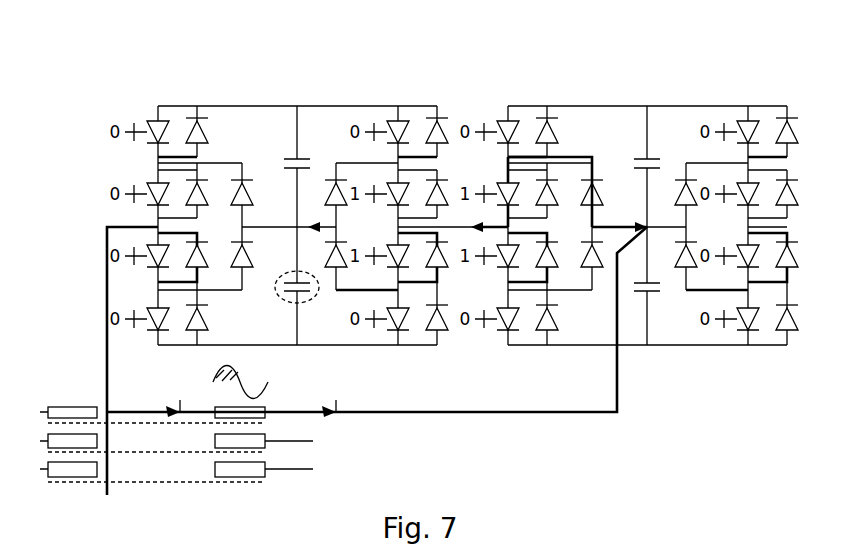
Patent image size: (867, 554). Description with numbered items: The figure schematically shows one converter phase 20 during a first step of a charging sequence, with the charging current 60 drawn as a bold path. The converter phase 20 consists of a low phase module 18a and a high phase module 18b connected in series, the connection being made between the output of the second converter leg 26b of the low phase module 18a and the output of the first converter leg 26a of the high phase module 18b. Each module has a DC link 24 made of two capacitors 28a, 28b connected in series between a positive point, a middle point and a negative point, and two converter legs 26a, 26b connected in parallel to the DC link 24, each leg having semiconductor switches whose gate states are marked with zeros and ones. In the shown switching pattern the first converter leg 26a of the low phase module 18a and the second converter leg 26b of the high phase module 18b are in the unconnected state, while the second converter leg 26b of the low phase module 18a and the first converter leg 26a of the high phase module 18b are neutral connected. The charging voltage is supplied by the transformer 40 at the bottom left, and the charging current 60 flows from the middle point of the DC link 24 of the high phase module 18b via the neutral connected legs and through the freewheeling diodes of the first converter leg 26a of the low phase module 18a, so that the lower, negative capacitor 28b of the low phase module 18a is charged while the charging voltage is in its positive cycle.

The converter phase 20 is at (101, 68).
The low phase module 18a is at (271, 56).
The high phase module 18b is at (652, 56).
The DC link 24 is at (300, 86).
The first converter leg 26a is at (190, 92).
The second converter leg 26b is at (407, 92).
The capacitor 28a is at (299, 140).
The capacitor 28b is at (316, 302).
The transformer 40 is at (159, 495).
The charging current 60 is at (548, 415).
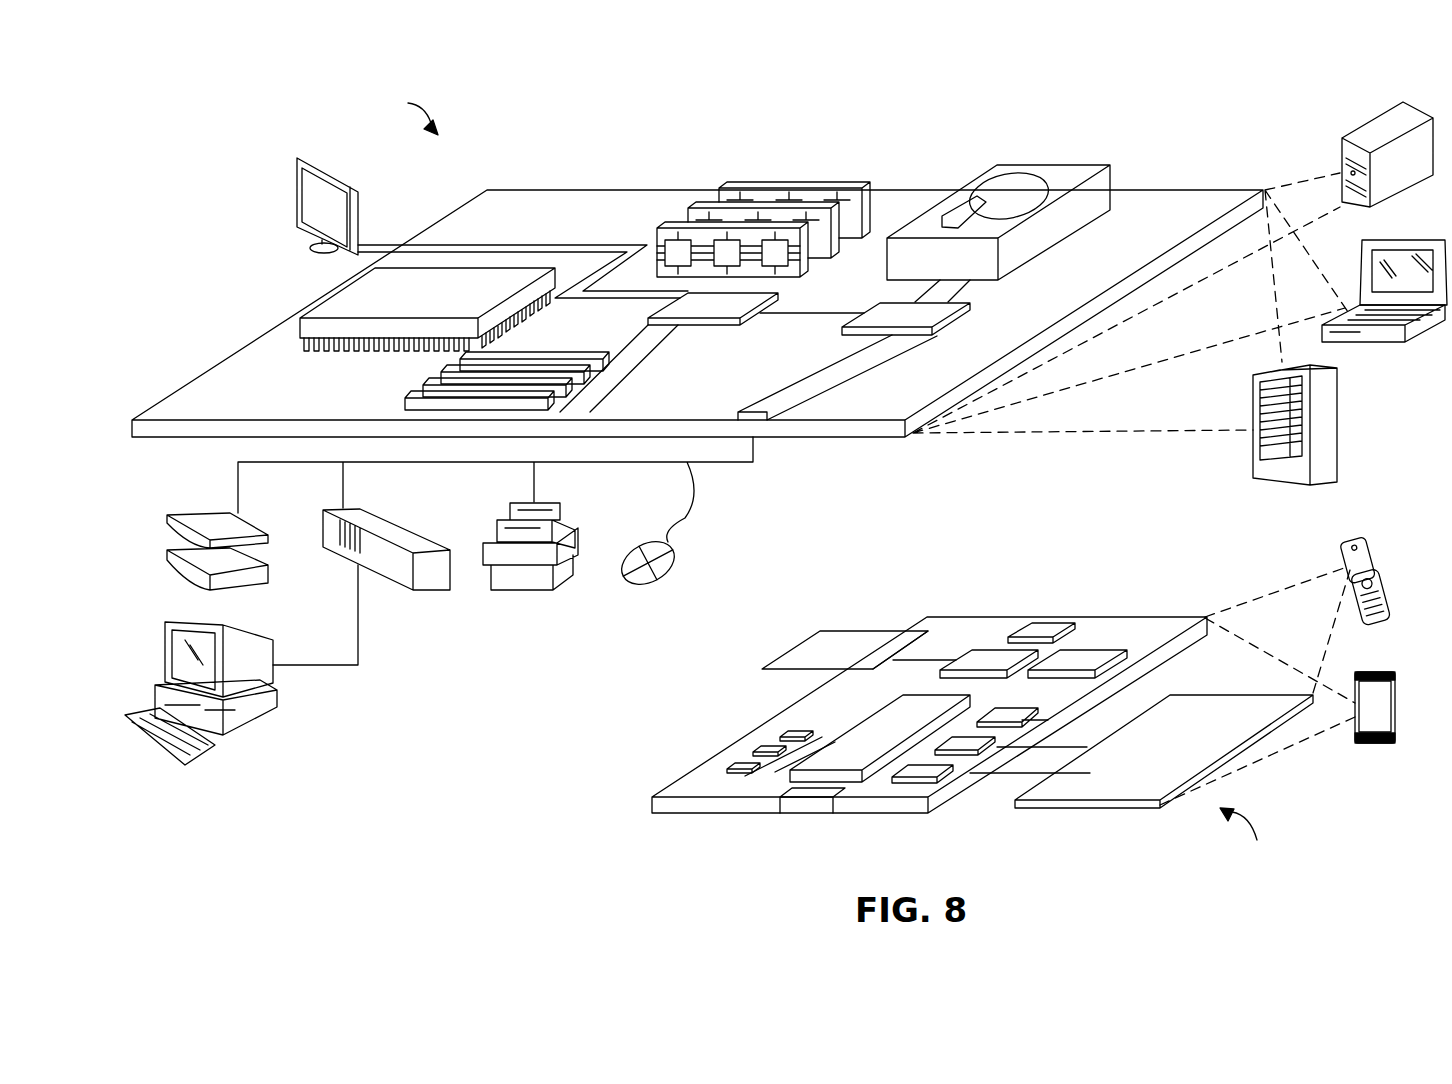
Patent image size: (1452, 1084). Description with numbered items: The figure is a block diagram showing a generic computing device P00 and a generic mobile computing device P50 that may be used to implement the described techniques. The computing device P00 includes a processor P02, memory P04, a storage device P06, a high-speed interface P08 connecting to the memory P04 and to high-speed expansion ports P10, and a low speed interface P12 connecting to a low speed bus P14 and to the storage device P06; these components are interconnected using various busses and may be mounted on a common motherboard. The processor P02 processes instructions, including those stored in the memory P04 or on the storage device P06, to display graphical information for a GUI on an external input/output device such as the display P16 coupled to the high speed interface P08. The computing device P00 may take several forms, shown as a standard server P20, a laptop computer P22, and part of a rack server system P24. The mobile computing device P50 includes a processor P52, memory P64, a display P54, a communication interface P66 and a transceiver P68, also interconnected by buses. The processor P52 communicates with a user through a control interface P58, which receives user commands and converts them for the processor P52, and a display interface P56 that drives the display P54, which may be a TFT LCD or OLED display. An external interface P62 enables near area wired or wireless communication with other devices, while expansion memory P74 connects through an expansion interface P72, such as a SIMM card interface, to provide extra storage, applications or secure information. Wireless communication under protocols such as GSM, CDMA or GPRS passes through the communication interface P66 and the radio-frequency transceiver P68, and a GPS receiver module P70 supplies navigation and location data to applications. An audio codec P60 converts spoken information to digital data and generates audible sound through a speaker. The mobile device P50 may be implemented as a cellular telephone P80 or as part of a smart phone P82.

┄┄┄┄┄┄┄┄┄┄┄┄┄┄┄┄┄┄┄┄

Goal of the exercise: Copy the text of every item above word for word, without the pictures.

Completed exercise:
Patent image size: (867, 554). Description with numbered items: The figure schematically shows one converter phase 20 during a first step of a charging sequence, with the charging current 60 drawn as a bold path. The converter phase 20 consists of a low phase module 18a and a high phase module 18b connected in series, the connection being made between the output of the second converter leg 26b of the low phase module 18a and the output of the first converter leg 26a of the high phase module 18b. Each module has a DC link 24 made of two capacitors 28a, 28b connected in series between a positive point, a middle point and a negative point, and two converter legs 26a, 26b connected in parallel to the DC link 24, each leg having semiconductor switches whose gate states are marked with zeros and ones. In the shown switching pattern the first converter leg 26a of the low phase module 18a and the second converter leg 26b of the high phase module 18b are in the unconnected state, while the second converter leg 26b of the low phase module 18a and the first converter leg 26a of the high phase module 18b are neutral connected. The charging voltage is supplied by the transformer 40 at the bottom left, and the charging current 60 flows from the middle point of the DC link 24 of the high phase module 18b via the neutral connected legs and through the freewheeling diodes of the first converter leg 26a of the low phase module 18a, so that the lower, negative capacitor 28b of the low phase module 18a is charged while the charging voltage is in its positive cycle.

The converter phase 20 is at (101, 68).
The low phase module 18a is at (271, 56).
The high phase module 18b is at (652, 56).
The DC link 24 is at (300, 86).
The first converter leg 26a is at (190, 92).
The second converter leg 26b is at (407, 92).
The capacitor 28a is at (299, 140).
The capacitor 28b is at (316, 302).
The transformer 40 is at (159, 495).
The charging current 60 is at (548, 415).
Patent image size: (1452, 1084). Description with numbered items: The figure is a block diagram showing a generic computing device P00 and a generic mobile computing device P50 that may be used to implement the described techniques. The computing device P00 includes a processor P02, memory P04, a storage device P06, a high-speed interface P08 connecting to the memory P04 and to high-speed expansion ports P10, and a low speed interface P12 connecting to a low speed bus P14 and to the storage device P06; these components are interconnected using various busses and may be mounted on a common motherboard. The processor P02 processes instructions, including those stored in the memory P04 or on the storage device P06, to display graphical information for a GUI on an external input/output device such as the display P16 coupled to the high speed interface P08. The computing device P00 may take several forms, shown as a standard server P20, a laptop computer P22, and part of a rack server system P24. The mobile computing device P50 includes a processor P52, memory P64, a display P54, a communication interface P66 and a transceiver P68, also interconnected by buses. The processor P52 communicates with a user through a control interface P58, which receives user commands and converts them for the processor P52, and a display interface P56 that drives the display P54, which may be a TFT LCD or OLED display. An external interface P62 enables near area wired or wireless communication with other devices, while expansion memory P74 connects through an expansion interface P72, such as a SIMM card interface, to provide extra storage, applications or secure information. Wireless communication under protocols such as GSM, CDMA or GPRS passes through the communication interface P66 and the radio-frequency transceiver P68, and a GPS receiver module P70 supplies navigation and location data to applications. An audio codec P60 converts spoken information to digital data and generates audible sound through a speaker. The mobile device P50 may be implemented as a cellular telephone P80 or as part of a smart phone P82.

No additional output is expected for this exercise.